Give the material once more, word for word, without any images.

## BEGIN DATA TO USE

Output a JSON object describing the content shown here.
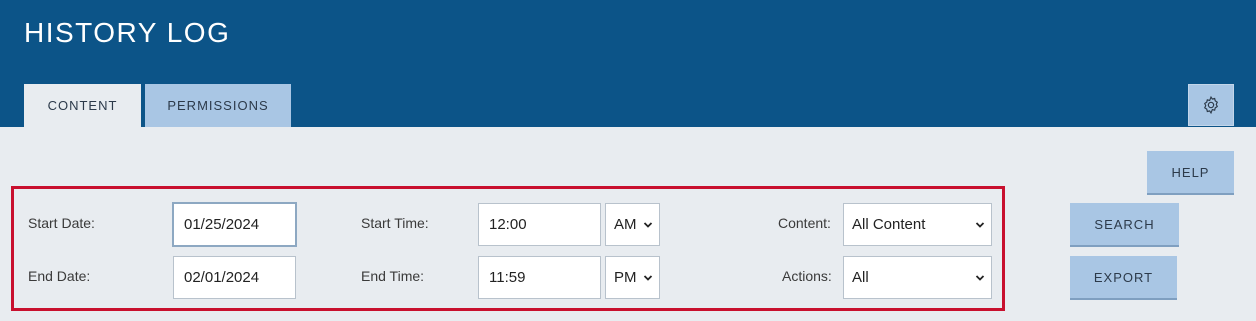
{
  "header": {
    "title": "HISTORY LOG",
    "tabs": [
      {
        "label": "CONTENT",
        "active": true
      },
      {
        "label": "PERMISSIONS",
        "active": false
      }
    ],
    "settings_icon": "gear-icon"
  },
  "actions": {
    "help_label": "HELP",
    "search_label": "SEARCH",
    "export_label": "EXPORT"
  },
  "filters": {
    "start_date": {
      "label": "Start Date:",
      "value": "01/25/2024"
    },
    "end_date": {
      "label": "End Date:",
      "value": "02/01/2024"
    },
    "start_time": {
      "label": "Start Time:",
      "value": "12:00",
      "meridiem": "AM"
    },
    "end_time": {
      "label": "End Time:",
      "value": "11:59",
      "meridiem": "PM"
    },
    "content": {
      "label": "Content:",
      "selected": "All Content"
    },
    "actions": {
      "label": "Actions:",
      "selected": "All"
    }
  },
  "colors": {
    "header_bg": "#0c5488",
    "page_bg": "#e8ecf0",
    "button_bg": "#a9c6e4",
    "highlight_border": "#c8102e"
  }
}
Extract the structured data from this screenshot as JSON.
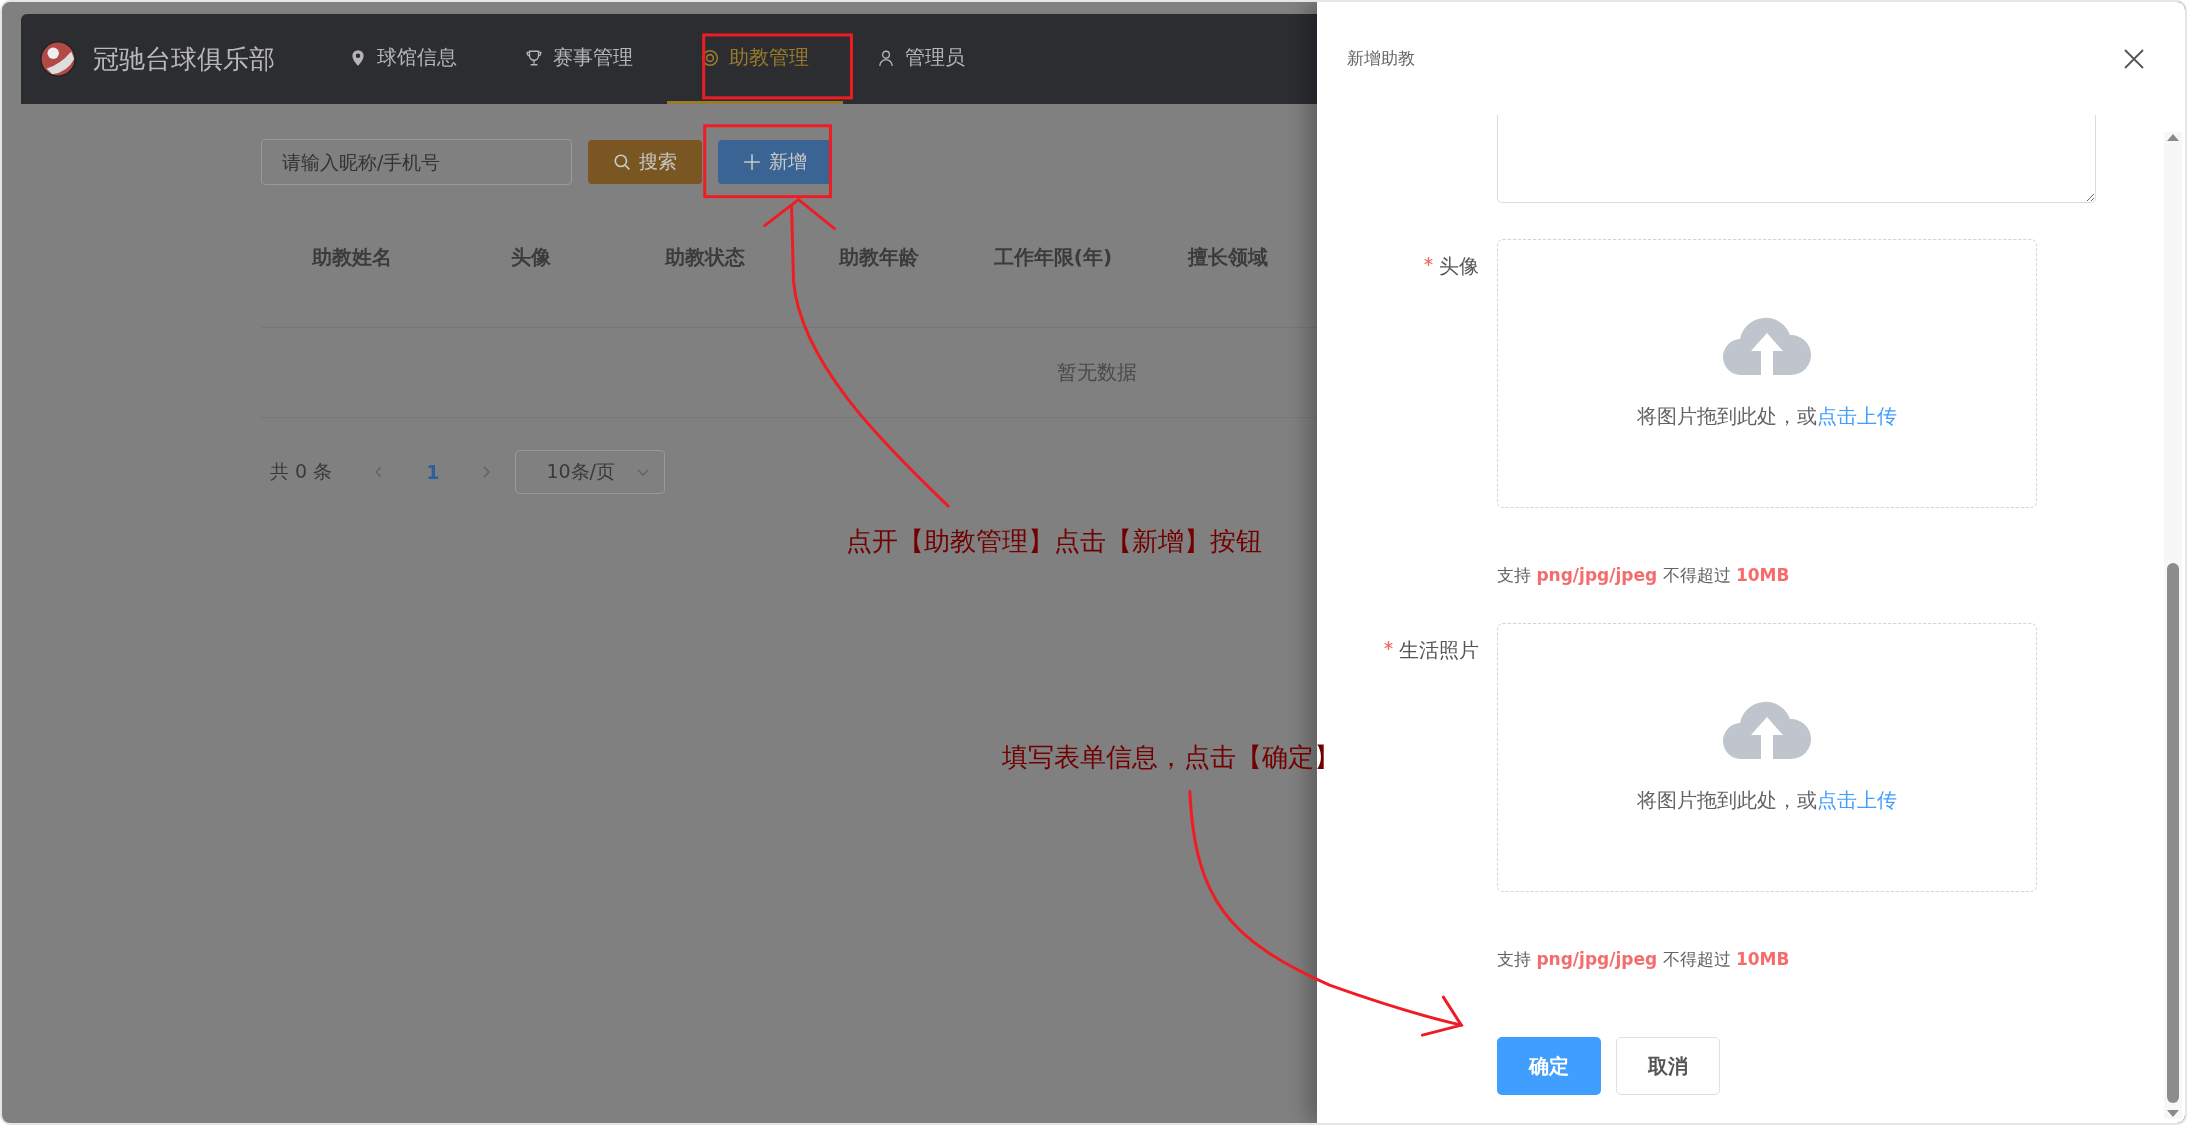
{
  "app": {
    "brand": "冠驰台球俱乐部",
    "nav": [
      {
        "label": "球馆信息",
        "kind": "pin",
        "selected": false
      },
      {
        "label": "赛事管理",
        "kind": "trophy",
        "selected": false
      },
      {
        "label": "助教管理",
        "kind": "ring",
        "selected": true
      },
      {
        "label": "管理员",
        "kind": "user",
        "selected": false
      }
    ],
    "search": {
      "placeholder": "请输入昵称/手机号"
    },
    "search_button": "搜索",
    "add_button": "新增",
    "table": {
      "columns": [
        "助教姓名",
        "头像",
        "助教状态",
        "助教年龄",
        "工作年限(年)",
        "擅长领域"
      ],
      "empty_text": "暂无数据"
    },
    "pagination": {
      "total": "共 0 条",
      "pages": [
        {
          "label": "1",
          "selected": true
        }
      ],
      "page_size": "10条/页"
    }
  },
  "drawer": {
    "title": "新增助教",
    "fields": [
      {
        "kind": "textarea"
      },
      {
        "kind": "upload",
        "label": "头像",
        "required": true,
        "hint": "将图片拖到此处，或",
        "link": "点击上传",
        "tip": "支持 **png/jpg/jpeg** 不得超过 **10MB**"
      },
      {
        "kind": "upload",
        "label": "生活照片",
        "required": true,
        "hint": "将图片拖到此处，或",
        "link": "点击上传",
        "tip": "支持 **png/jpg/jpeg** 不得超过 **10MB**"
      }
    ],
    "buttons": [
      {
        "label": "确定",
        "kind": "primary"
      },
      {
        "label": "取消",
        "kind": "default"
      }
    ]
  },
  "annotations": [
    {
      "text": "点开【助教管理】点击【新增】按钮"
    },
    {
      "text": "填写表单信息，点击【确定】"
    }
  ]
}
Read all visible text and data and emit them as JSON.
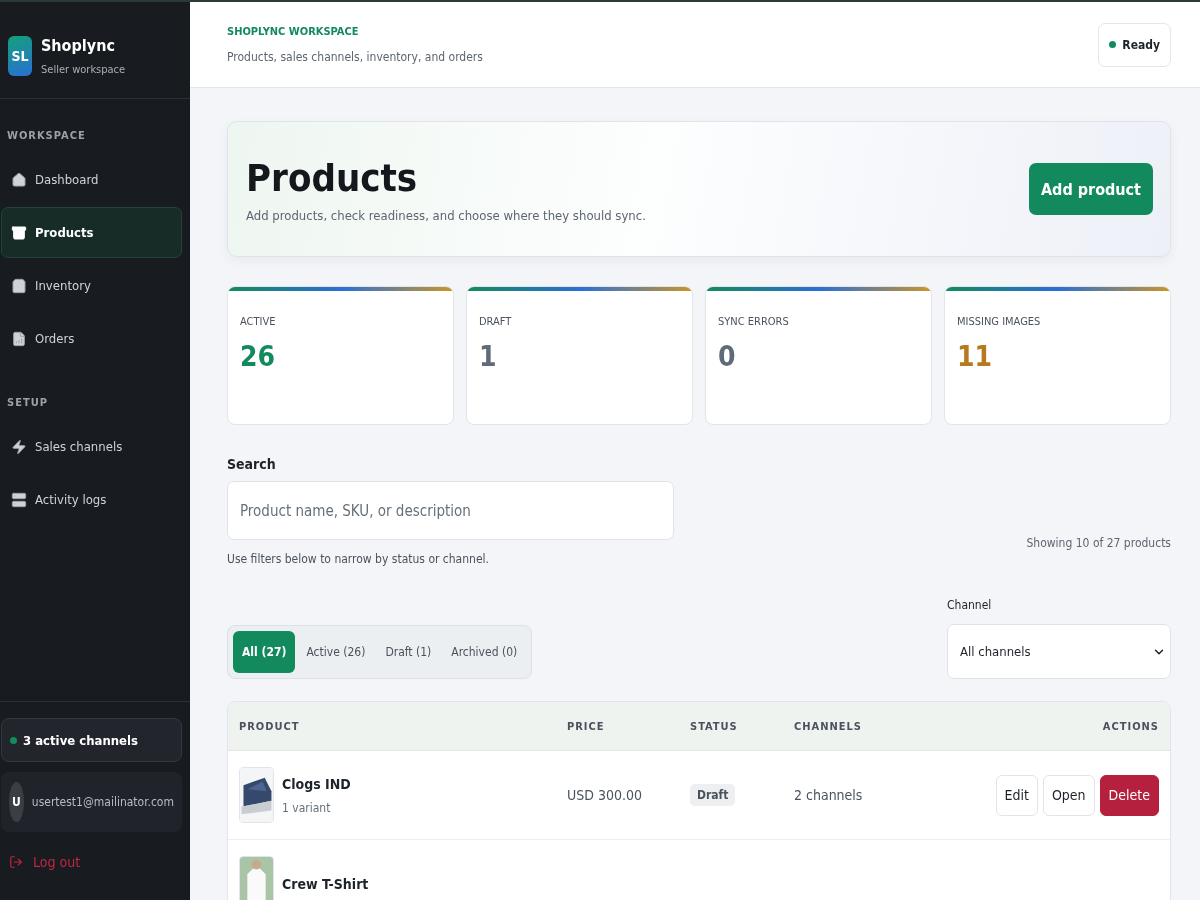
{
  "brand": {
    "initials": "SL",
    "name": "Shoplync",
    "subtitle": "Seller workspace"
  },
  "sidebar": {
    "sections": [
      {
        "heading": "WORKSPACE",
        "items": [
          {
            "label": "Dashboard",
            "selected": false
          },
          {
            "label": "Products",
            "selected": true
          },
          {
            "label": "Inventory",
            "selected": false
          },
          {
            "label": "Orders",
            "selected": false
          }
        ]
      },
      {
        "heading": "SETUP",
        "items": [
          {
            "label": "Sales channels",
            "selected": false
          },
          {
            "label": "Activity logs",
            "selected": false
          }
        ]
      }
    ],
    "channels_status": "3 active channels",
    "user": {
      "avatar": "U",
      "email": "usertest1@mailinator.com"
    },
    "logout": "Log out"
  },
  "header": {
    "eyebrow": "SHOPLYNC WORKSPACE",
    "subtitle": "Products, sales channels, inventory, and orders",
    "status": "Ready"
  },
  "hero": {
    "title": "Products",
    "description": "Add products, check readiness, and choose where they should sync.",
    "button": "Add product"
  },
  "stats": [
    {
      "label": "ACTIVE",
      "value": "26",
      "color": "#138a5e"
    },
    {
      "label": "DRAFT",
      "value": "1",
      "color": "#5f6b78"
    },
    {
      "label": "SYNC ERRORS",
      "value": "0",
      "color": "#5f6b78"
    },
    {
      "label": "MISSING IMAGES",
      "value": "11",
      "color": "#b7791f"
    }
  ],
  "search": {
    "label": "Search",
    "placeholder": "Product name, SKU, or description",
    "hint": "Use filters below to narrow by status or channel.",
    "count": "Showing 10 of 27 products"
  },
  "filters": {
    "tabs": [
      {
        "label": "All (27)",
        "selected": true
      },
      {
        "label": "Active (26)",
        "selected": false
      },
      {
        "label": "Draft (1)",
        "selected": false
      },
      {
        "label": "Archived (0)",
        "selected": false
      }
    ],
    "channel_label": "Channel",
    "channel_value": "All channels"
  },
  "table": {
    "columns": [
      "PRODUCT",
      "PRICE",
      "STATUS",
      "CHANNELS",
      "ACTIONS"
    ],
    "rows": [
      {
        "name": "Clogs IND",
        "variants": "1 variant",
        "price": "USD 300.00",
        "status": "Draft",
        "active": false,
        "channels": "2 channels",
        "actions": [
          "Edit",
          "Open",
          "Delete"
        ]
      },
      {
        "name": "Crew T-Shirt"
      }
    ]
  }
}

## END DATA TO USE

→ **SOLUTION BELOW**:
Output a JSON object describing the content shown here.
{
  "header": {
    "title": "HISTORY LOG",
    "tabs": [
      {
        "label": "CONTENT",
        "active": true
      },
      {
        "label": "PERMISSIONS",
        "active": false
      }
    ],
    "settings_icon": "gear-icon"
  },
  "actions": {
    "help_label": "HELP",
    "search_label": "SEARCH",
    "export_label": "EXPORT"
  },
  "filters": {
    "start_date": {
      "label": "Start Date:",
      "value": "01/25/2024"
    },
    "end_date": {
      "label": "End Date:",
      "value": "02/01/2024"
    },
    "start_time": {
      "label": "Start Time:",
      "value": "12:00",
      "meridiem": "AM"
    },
    "end_time": {
      "label": "End Time:",
      "value": "11:59",
      "meridiem": "PM"
    },
    "content": {
      "label": "Content:",
      "selected": "All Content"
    },
    "actions": {
      "label": "Actions:",
      "selected": "All"
    }
  },
  "colors": {
    "header_bg": "#0c5488",
    "page_bg": "#e8ecf0",
    "button_bg": "#a9c6e4",
    "highlight_border": "#c8102e"
  }
}
Extract the structured data from this screenshot as JSON.
{
  "app": {
    "brand": "冠驰台球俱乐部",
    "nav": [
      {
        "label": "球馆信息",
        "kind": "pin",
        "selected": false
      },
      {
        "label": "赛事管理",
        "kind": "trophy",
        "selected": false
      },
      {
        "label": "助教管理",
        "kind": "ring",
        "selected": true
      },
      {
        "label": "管理员",
        "kind": "user",
        "selected": false
      }
    ],
    "search": {
      "placeholder": "请输入昵称/手机号"
    },
    "search_button": "搜索",
    "add_button": "新增",
    "table": {
      "columns": [
        "助教姓名",
        "头像",
        "助教状态",
        "助教年龄",
        "工作年限(年)",
        "擅长领域"
      ],
      "empty_text": "暂无数据"
    },
    "pagination": {
      "total": "共 0 条",
      "pages": [
        {
          "label": "1",
          "selected": true
        }
      ],
      "page_size": "10条/页"
    }
  },
  "drawer": {
    "title": "新增助教",
    "fields": [
      {
        "kind": "textarea"
      },
      {
        "kind": "upload",
        "label": "头像",
        "required": true,
        "hint": "将图片拖到此处，或",
        "link": "点击上传",
        "tip": "支持 **png/jpg/jpeg** 不得超过 **10MB**"
      },
      {
        "kind": "upload",
        "label": "生活照片",
        "required": true,
        "hint": "将图片拖到此处，或",
        "link": "点击上传",
        "tip": "支持 **png/jpg/jpeg** 不得超过 **10MB**"
      }
    ],
    "buttons": [
      {
        "label": "确定",
        "kind": "primary"
      },
      {
        "label": "取消",
        "kind": "default"
      }
    ]
  },
  "annotations": [
    {
      "text": "点开【助教管理】点击【新增】按钮"
    },
    {
      "text": "填写表单信息，点击【确定】"
    }
  ]
}
Read all visible text and data and emit them as JSON.
{
  "brand": {
    "initials": "SL",
    "name": "Shoplync",
    "subtitle": "Seller workspace"
  },
  "sidebar": {
    "sections": [
      {
        "heading": "WORKSPACE",
        "items": [
          {
            "label": "Dashboard",
            "selected": false
          },
          {
            "label": "Products",
            "selected": true
          },
          {
            "label": "Inventory",
            "selected": false
          },
          {
            "label": "Orders",
            "selected": false
          }
        ]
      },
      {
        "heading": "SETUP",
        "items": [
          {
            "label": "Sales channels",
            "selected": false
          },
          {
            "label": "Activity logs",
            "selected": false
          }
        ]
      }
    ],
    "channels_status": "3 active channels",
    "user": {
      "avatar": "U",
      "email": "usertest1@mailinator.com"
    },
    "logout": "Log out"
  },
  "header": {
    "eyebrow": "SHOPLYNC WORKSPACE",
    "subtitle": "Products, sales channels, inventory, and orders",
    "status": "Ready"
  },
  "hero": {
    "title": "Products",
    "description": "Add products, check readiness, and choose where they should sync.",
    "button": "Add product"
  },
  "stats": [
    {
      "label": "ACTIVE",
      "value": "26",
      "color": "#138a5e"
    },
    {
      "label": "DRAFT",
      "value": "1",
      "color": "#5f6b78"
    },
    {
      "label": "SYNC ERRORS",
      "value": "0",
      "color": "#5f6b78"
    },
    {
      "label": "MISSING IMAGES",
      "value": "11",
      "color": "#b7791f"
    }
  ],
  "search": {
    "label": "Search",
    "placeholder": "Product name, SKU, or description",
    "hint": "Use filters below to narrow by status or channel.",
    "count": "Showing 10 of 27 products"
  },
  "filters": {
    "tabs": [
      {
        "label": "All (27)",
        "selected": true
      },
      {
        "label": "Active (26)",
        "selected": false
      },
      {
        "label": "Draft (1)",
        "selected": false
      },
      {
        "label": "Archived (0)",
        "selected": false
      }
    ],
    "channel_label": "Channel",
    "channel_value": "All channels"
  },
  "table": {
    "columns": [
      "PRODUCT",
      "PRICE",
      "STATUS",
      "CHANNELS",
      "ACTIONS"
    ],
    "rows": [
      {
        "name": "Clogs IND",
        "variants": "1 variant",
        "price": "USD 300.00",
        "status": "Draft",
        "active": false,
        "channels": "2 channels",
        "actions": [
          "Edit",
          "Open",
          "Delete"
        ]
      },
      {
        "name": "Crew T-Shirt"
      }
    ]
  }
}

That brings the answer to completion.